## begin Data to use
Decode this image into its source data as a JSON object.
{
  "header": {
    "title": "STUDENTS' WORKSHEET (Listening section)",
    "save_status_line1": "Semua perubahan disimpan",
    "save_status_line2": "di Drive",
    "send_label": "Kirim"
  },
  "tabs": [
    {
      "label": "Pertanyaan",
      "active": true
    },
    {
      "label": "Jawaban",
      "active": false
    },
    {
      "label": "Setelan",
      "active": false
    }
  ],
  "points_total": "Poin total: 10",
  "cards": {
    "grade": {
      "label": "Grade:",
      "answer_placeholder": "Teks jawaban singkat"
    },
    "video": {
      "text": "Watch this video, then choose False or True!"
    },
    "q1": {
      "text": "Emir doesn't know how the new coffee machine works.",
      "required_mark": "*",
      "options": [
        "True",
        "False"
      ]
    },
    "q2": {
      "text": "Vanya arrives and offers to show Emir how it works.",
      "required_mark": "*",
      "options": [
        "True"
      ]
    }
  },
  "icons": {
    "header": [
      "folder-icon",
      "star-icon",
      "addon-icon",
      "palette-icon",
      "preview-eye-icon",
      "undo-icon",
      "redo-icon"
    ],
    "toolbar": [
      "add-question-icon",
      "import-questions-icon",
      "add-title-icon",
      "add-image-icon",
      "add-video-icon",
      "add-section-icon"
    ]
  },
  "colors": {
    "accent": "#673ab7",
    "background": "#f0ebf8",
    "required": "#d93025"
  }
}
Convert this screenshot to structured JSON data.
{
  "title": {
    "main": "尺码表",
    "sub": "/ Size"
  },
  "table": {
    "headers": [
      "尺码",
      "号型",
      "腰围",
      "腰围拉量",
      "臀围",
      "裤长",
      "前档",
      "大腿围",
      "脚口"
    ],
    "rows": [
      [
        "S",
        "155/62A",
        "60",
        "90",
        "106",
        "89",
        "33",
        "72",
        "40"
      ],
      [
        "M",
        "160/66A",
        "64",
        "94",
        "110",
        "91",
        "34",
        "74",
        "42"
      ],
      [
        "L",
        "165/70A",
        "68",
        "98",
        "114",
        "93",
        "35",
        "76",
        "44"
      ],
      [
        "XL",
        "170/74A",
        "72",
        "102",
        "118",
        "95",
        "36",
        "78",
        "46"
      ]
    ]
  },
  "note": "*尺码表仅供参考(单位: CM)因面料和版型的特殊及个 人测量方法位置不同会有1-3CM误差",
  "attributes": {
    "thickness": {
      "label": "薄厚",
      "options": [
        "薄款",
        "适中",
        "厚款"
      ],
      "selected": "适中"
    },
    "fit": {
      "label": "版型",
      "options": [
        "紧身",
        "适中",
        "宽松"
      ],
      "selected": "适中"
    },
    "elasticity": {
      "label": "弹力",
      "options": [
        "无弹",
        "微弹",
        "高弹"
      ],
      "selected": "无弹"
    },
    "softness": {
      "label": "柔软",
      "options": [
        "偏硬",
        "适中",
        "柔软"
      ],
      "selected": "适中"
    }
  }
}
## end Data to use
• [Work required]:
Look through the lines above and collect those with the word "title".

• [Response to the exercise]:
    "title": "STUDENTS' WORKSHEET (Listening section)",
      "add-title-icon",
  "title": {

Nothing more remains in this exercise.